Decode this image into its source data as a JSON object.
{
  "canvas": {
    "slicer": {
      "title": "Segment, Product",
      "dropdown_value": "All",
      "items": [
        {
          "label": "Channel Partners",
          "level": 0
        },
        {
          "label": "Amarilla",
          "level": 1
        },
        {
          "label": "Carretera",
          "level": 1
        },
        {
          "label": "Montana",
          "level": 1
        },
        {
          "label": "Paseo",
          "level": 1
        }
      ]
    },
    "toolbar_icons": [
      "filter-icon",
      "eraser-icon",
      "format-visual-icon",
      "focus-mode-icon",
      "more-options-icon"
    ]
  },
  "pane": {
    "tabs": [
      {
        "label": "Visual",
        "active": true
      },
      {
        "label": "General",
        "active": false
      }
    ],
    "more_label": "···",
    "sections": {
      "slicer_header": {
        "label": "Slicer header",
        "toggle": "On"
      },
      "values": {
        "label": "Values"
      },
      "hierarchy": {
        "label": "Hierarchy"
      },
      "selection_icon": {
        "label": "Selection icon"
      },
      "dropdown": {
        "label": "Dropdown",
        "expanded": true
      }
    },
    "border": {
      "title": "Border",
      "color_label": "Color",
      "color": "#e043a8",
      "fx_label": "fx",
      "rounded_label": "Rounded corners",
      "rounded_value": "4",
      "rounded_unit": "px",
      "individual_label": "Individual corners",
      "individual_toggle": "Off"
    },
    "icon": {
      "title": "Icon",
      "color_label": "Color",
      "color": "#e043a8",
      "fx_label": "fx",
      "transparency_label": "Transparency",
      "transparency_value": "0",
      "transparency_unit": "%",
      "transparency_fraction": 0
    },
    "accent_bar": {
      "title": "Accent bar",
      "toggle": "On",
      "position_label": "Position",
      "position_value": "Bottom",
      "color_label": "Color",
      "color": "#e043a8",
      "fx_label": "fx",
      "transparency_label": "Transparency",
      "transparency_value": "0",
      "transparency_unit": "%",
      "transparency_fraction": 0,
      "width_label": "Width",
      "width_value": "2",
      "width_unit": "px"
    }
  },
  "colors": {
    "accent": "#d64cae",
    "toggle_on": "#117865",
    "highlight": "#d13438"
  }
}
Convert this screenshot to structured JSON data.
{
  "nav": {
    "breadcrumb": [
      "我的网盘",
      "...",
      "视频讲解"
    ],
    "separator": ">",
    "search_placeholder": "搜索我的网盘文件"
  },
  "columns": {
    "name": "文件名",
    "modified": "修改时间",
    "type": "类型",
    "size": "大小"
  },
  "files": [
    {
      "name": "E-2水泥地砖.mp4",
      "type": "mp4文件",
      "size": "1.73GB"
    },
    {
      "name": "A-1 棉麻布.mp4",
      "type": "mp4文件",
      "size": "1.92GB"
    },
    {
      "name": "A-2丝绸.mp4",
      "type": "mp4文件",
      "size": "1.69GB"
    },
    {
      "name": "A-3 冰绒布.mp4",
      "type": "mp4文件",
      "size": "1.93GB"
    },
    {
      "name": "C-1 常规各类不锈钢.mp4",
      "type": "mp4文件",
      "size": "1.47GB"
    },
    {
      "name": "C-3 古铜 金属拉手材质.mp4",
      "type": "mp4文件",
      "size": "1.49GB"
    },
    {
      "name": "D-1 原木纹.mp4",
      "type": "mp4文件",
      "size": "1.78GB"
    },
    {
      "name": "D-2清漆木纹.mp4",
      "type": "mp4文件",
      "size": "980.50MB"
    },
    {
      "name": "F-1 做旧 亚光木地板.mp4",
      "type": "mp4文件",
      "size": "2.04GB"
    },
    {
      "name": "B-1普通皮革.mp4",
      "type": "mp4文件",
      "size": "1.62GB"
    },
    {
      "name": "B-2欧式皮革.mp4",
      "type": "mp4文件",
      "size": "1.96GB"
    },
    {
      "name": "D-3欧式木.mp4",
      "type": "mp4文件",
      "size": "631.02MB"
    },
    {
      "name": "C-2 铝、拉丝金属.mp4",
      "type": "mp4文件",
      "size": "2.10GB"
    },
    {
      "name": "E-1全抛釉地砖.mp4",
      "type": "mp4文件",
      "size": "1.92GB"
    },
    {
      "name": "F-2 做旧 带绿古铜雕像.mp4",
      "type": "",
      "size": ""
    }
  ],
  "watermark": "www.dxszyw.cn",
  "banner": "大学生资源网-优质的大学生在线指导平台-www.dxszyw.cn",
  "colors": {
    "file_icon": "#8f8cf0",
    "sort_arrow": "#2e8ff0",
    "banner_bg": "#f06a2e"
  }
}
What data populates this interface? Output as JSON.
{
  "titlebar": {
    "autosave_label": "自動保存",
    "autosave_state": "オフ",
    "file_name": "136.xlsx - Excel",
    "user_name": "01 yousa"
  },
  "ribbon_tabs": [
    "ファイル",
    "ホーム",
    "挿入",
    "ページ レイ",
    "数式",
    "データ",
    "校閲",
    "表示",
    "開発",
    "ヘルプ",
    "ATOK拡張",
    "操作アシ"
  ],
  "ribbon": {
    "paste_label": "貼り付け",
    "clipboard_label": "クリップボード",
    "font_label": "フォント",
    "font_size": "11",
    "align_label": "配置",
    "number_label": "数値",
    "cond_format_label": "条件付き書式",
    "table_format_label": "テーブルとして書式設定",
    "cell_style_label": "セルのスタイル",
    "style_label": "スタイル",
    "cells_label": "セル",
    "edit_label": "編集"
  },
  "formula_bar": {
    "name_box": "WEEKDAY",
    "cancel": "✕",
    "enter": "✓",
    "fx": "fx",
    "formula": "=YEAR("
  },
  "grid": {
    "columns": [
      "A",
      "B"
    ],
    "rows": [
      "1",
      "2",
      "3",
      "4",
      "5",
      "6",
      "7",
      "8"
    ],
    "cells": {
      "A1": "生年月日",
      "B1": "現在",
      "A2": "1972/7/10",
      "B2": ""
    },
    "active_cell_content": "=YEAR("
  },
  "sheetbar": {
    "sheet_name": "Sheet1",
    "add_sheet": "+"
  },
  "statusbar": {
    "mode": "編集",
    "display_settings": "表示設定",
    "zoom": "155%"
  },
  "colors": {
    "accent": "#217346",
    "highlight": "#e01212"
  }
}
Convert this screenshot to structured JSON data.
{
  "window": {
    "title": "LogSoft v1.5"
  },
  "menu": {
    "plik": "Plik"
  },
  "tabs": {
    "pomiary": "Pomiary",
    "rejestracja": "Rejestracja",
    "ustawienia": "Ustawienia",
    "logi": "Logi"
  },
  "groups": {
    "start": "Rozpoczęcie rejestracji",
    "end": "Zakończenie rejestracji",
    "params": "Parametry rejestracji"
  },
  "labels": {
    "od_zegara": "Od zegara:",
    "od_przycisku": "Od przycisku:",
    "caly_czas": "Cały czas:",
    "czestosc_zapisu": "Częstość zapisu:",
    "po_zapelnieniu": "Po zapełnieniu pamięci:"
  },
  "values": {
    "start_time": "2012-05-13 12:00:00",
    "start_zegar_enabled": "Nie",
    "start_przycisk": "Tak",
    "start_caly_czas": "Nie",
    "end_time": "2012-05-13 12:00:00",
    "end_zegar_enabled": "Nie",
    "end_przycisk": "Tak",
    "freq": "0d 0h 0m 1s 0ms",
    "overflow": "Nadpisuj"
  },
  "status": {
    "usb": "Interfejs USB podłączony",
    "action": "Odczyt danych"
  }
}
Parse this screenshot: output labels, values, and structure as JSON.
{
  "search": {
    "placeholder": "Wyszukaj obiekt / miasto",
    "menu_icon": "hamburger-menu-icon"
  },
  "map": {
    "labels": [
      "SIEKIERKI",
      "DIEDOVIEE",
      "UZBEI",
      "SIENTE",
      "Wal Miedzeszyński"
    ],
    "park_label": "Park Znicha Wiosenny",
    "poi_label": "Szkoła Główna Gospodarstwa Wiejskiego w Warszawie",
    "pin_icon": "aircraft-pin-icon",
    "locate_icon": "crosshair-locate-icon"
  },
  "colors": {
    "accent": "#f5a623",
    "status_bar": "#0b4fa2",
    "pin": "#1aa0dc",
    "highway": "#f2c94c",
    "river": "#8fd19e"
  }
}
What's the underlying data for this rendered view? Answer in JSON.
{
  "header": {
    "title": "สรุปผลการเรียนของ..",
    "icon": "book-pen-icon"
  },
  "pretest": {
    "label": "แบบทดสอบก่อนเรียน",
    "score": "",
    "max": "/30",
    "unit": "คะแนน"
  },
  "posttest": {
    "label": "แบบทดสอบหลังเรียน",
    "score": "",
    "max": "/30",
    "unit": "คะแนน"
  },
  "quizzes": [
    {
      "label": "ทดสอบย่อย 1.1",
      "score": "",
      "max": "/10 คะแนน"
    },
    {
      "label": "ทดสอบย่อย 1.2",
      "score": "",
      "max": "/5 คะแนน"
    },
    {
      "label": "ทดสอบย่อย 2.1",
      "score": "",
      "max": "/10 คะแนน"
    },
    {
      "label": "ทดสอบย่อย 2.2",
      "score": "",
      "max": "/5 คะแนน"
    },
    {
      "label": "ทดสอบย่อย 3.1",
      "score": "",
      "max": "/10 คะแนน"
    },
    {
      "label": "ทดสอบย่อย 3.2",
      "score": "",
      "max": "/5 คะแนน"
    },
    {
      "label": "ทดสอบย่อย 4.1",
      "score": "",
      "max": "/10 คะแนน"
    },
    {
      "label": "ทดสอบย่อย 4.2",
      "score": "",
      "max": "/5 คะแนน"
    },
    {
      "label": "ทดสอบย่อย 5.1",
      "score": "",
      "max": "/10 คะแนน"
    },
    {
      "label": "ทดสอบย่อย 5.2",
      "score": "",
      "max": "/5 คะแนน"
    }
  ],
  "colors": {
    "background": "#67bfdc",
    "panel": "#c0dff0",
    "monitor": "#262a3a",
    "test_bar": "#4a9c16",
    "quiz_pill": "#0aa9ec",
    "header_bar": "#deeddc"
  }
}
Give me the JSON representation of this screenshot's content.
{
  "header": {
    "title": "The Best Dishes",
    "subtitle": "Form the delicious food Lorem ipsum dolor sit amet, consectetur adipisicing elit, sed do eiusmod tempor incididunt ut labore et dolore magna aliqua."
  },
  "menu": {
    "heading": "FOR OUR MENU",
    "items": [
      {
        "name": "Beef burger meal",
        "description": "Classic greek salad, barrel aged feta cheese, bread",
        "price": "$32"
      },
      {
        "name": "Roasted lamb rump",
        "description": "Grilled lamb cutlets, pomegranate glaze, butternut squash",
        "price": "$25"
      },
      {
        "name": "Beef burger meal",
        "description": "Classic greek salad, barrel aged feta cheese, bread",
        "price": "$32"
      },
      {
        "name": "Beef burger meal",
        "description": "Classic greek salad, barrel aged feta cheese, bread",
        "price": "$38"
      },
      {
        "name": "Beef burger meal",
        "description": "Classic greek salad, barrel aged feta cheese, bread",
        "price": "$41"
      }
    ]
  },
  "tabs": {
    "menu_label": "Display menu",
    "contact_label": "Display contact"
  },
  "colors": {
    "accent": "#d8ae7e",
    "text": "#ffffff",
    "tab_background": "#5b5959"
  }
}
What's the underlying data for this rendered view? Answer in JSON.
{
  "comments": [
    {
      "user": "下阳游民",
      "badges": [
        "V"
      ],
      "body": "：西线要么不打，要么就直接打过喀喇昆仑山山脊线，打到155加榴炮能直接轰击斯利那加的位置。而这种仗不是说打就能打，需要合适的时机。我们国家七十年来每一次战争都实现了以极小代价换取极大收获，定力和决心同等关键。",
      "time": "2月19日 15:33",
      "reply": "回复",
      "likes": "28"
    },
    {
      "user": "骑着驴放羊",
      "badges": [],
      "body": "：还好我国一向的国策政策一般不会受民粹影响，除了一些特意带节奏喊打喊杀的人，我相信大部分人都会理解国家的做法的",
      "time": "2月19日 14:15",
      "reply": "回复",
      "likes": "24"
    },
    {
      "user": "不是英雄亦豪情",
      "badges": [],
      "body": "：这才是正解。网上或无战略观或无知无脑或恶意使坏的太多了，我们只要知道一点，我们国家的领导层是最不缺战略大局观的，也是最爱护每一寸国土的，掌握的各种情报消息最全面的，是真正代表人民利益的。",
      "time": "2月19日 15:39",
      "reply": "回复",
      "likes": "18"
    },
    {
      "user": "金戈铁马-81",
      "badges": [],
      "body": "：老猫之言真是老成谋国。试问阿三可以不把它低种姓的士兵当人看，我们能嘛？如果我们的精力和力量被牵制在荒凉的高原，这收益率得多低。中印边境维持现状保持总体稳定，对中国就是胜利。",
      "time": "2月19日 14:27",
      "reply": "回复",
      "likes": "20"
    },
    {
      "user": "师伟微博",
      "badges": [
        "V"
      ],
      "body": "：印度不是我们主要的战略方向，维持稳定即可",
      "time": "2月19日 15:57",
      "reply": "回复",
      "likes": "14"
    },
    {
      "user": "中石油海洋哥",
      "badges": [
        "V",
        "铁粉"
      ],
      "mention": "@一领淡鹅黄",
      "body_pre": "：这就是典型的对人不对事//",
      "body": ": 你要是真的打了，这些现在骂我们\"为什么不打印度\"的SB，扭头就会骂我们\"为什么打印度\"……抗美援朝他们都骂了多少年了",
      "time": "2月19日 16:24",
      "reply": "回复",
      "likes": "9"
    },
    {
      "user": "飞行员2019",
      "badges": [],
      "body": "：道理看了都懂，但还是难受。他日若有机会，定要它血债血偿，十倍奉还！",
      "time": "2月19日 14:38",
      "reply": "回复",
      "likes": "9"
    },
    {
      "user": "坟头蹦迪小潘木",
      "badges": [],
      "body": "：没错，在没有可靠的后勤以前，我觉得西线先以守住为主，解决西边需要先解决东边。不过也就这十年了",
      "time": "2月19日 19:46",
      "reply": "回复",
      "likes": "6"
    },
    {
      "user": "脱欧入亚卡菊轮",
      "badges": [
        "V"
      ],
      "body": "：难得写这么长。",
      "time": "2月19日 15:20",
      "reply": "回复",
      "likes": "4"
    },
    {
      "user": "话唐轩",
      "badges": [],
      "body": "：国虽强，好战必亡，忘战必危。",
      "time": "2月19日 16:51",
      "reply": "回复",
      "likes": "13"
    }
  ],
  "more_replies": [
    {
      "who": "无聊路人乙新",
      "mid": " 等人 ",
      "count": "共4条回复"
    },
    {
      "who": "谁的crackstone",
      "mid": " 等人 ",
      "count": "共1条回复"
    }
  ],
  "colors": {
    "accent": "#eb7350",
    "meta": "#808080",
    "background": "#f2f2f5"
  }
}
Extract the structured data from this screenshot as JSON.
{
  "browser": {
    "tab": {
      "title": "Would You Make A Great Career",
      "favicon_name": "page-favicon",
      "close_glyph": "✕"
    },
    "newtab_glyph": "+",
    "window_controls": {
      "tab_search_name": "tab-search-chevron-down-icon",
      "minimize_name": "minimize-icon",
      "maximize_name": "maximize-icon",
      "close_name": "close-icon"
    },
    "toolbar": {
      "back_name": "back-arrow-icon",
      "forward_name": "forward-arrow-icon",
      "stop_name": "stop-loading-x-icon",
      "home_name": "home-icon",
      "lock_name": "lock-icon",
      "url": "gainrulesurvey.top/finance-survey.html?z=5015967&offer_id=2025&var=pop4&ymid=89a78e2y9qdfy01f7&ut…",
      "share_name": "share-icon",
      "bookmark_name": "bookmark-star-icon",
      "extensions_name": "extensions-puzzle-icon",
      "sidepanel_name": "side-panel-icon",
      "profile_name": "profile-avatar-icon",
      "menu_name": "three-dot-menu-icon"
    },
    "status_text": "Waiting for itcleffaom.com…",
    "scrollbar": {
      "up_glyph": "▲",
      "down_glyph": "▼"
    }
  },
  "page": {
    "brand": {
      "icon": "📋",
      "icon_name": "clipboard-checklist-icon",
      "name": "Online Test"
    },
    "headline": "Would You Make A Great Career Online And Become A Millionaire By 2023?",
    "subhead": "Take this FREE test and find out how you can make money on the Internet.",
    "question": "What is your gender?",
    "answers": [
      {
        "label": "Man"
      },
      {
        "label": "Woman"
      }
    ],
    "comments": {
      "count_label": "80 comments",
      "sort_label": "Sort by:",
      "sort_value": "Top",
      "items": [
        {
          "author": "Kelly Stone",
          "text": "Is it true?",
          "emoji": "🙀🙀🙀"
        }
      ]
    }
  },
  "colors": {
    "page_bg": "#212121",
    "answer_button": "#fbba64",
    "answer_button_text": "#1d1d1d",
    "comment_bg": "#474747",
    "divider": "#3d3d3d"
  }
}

» **WHAT YOU SHOULD DO**
Copy out each line of the records where the string "likes" appears.

» **SOLUTION**
      "likes": "28"
      "likes": "24"
      "likes": "18"
      "likes": "20"
      "likes": "14"
      "likes": "9"
      "likes": "9"
      "likes": "6"
      "likes": "4"
      "likes": "13"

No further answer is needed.